Exercise aim → Each entry must be reproduced precisely as it stands.
BEGIN Records shown
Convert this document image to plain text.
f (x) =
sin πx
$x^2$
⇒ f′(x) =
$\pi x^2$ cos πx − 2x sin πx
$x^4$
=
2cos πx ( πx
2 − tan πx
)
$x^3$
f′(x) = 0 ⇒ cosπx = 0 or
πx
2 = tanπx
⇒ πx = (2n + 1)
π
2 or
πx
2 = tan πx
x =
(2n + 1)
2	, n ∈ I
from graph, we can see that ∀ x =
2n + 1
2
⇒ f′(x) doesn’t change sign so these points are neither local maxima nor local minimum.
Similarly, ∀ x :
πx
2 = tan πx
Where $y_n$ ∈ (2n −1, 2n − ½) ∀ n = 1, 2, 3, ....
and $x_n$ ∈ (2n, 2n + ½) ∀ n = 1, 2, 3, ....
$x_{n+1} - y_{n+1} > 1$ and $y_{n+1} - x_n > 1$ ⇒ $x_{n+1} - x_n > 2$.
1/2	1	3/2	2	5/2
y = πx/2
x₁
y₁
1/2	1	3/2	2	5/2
END Records shown
Final answer →
Convert this document image to plain text.
f (x) =
sin πx
$x^2$
⇒ f′(x) =
$\pi x^2$ cos πx − 2x sin πx
$x^4$
=
2cos πx ( πx
2 − tan πx
)
$x^3$
f′(x) = 0 ⇒ cosπx = 0 or
πx
2 = tanπx
⇒ πx = (2n + 1)
π
2 or
πx
2 = tan πx
x =
(2n + 1)
2	, n ∈ I
from graph, we can see that ∀ x =
2n + 1
2
⇒ f′(x) doesn’t change sign so these points are neither local maxima nor local minimum.
Similarly, ∀ x :
πx
2 = tan πx
Where $y_n$ ∈ (2n −1, 2n − ½) ∀ n = 1, 2, 3, ....
and $x_n$ ∈ (2n, 2n + ½) ∀ n = 1, 2, 3, ....
$x_{n+1} - y_{n+1} > 1$ and $y_{n+1} - x_n > 1$ ⇒ $x_{n+1} - x_n > 2$.
1/2	1	3/2	2	5/2
y = πx/2
x₁
y₁
1/2	1	3/2	2	5/2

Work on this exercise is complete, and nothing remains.